» GOAL
Each line of the material below should be reproduced exactly.

» RECORD LIST
++++++
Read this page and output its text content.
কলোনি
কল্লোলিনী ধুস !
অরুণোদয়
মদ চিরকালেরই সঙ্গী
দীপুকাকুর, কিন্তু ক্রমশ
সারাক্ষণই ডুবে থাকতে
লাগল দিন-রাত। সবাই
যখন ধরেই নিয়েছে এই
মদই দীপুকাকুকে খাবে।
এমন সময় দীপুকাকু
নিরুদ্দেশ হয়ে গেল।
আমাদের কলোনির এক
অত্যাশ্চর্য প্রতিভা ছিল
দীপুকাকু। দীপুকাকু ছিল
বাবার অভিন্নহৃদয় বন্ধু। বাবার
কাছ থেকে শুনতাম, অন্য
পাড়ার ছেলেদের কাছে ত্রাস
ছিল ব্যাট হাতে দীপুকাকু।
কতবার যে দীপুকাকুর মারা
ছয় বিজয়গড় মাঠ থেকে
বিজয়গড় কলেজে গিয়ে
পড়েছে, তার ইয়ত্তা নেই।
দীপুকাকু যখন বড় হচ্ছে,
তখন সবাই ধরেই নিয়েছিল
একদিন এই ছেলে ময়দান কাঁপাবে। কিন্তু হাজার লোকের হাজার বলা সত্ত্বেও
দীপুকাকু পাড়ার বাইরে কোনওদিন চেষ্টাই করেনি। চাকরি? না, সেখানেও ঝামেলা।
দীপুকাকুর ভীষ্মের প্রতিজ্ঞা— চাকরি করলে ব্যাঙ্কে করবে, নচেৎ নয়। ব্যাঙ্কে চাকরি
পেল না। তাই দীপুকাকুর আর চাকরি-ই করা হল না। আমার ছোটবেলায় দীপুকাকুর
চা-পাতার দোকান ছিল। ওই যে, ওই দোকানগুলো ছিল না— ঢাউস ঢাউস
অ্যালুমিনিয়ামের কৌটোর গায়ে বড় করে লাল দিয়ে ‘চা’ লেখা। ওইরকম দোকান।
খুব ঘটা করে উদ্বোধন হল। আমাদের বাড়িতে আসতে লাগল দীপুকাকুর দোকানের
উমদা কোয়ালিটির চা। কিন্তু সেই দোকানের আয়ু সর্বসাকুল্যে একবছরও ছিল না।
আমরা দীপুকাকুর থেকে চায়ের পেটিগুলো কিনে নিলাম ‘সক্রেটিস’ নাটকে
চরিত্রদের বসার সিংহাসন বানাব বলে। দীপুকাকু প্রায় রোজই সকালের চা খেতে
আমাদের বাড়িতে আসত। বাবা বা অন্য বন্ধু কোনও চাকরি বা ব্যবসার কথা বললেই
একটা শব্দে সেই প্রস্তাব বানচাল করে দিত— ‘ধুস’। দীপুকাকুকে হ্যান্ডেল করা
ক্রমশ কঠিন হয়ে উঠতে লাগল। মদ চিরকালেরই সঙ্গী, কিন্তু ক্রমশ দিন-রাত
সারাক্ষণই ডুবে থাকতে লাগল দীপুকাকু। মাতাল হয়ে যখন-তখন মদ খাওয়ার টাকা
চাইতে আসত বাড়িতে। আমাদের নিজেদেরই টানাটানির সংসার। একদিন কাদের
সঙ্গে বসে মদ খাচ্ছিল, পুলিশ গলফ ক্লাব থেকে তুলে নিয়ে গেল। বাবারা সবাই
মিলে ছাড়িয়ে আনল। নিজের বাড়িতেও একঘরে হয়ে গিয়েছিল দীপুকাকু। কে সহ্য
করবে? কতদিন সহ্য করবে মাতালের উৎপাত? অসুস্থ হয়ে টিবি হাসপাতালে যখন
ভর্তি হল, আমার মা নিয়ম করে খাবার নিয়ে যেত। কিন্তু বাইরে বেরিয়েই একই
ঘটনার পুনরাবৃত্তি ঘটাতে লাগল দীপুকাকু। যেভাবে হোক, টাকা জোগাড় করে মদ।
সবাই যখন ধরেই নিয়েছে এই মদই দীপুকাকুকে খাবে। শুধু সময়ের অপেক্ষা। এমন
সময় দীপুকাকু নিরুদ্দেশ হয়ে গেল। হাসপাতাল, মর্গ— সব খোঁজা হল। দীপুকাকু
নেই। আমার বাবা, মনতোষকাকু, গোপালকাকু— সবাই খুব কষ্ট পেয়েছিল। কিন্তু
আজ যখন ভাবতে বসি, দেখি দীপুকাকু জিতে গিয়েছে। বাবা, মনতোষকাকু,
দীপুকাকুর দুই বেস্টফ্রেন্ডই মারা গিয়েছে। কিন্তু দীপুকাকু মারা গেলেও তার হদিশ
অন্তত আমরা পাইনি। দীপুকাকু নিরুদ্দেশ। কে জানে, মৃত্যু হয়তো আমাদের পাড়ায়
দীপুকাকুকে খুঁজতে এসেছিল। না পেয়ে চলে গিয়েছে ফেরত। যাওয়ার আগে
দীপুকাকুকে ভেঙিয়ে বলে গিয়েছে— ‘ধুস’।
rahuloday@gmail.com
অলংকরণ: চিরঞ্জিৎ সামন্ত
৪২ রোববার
++++++
» ANSWER BELOW
Read this page and output its text content.
কলোনি
কল্লোলিনী ধুস !
অরুণোদয়
মদ চিরকালেরই সঙ্গী
দীপুকাকুর, কিন্তু ক্রমশ
সারাক্ষণই ডুবে থাকতে
লাগল দিন-রাত। সবাই
যখন ধরেই নিয়েছে এই
মদই দীপুকাকুকে খাবে।
এমন সময় দীপুকাকু
নিরুদ্দেশ হয়ে গেল।
আমাদের কলোনির এক
অত্যাশ্চর্য প্রতিভা ছিল
দীপুকাকু। দীপুকাকু ছিল
বাবার অভিন্নহৃদয় বন্ধু। বাবার
কাছ থেকে শুনতাম, অন্য
পাড়ার ছেলেদের কাছে ত্রাস
ছিল ব্যাট হাতে দীপুকাকু।
কতবার যে দীপুকাকুর মারা
ছয় বিজয়গড় মাঠ থেকে
বিজয়গড় কলেজে গিয়ে
পড়েছে, তার ইয়ত্তা নেই।
দীপুকাকু যখন বড় হচ্ছে,
তখন সবাই ধরেই নিয়েছিল
একদিন এই ছেলে ময়দান কাঁপাবে। কিন্তু হাজার লোকের হাজার বলা সত্ত্বেও
দীপুকাকু পাড়ার বাইরে কোনওদিন চেষ্টাই করেনি। চাকরি? না, সেখানেও ঝামেলা।
দীপুকাকুর ভীষ্মের প্রতিজ্ঞা— চাকরি করলে ব্যাঙ্কে করবে, নচেৎ নয়। ব্যাঙ্কে চাকরি
পেল না। তাই দীপুকাকুর আর চাকরি-ই করা হল না। আমার ছোটবেলায় দীপুকাকুর
চা-পাতার দোকান ছিল। ওই যে, ওই দোকানগুলো ছিল না— ঢাউস ঢাউস
অ্যালুমিনিয়ামের কৌটোর গায়ে বড় করে লাল দিয়ে ‘চা’ লেখা। ওইরকম দোকান।
খুব ঘটা করে উদ্বোধন হল। আমাদের বাড়িতে আসতে লাগল দীপুকাকুর দোকানের
উমদা কোয়ালিটির চা। কিন্তু সেই দোকানের আয়ু সর্বসাকুল্যে একবছরও ছিল না।
আমরা দীপুকাকুর থেকে চায়ের পেটিগুলো কিনে নিলাম ‘সক্রেটিস’ নাটকে
চরিত্রদের বসার সিংহাসন বানাব বলে। দীপুকাকু প্রায় রোজই সকালের চা খেতে
আমাদের বাড়িতে আসত। বাবা বা অন্য বন্ধু কোনও চাকরি বা ব্যবসার কথা বললেই
একটা শব্দে সেই প্রস্তাব বানচাল করে দিত— ‘ধুস’। দীপুকাকুকে হ্যান্ডেল করা
ক্রমশ কঠিন হয়ে উঠতে লাগল। মদ চিরকালেরই সঙ্গী, কিন্তু ক্রমশ দিন-রাত
সারাক্ষণই ডুবে থাকতে লাগল দীপুকাকু। মাতাল হয়ে যখন-তখন মদ খাওয়ার টাকা
চাইতে আসত বাড়িতে। আমাদের নিজেদেরই টানাটানির সংসার। একদিন কাদের
সঙ্গে বসে মদ খাচ্ছিল, পুলিশ গলফ ক্লাব থেকে তুলে নিয়ে গেল। বাবারা সবাই
মিলে ছাড়িয়ে আনল। নিজের বাড়িতেও একঘরে হয়ে গিয়েছিল দীপুকাকু। কে সহ্য
করবে? কতদিন সহ্য করবে মাতালের উৎপাত? অসুস্থ হয়ে টিবি হাসপাতালে যখন
ভর্তি হল, আমার মা নিয়ম করে খাবার নিয়ে যেত। কিন্তু বাইরে বেরিয়েই একই
ঘটনার পুনরাবৃত্তি ঘটাতে লাগল দীপুকাকু। যেভাবে হোক, টাকা জোগাড় করে মদ।
সবাই যখন ধরেই নিয়েছে এই মদই দীপুকাকুকে খাবে। শুধু সময়ের অপেক্ষা। এমন
সময় দীপুকাকু নিরুদ্দেশ হয়ে গেল। হাসপাতাল, মর্গ— সব খোঁজা হল। দীপুকাকু
নেই। আমার বাবা, মনতোষকাকু, গোপালকাকু— সবাই খুব কষ্ট পেয়েছিল। কিন্তু
আজ যখন ভাবতে বসি, দেখি দীপুকাকু জিতে গিয়েছে। বাবা, মনতোষকাকু,
দীপুকাকুর দুই বেস্টফ্রেন্ডই মারা গিয়েছে। কিন্তু দীপুকাকু মারা গেলেও তার হদিশ
অন্তত আমরা পাইনি। দীপুকাকু নিরুদ্দেশ। কে জানে, মৃত্যু হয়তো আমাদের পাড়ায়
দীপুকাকুকে খুঁজতে এসেছিল। না পেয়ে চলে গিয়েছে ফেরত। যাওয়ার আগে
দীপুকাকুকে ভেঙিয়ে বলে গিয়েছে— ‘ধুস’।
rahuloday@gmail.com
অলংকরণ: চিরঞ্জিৎ সামন্ত
৪২ রোববার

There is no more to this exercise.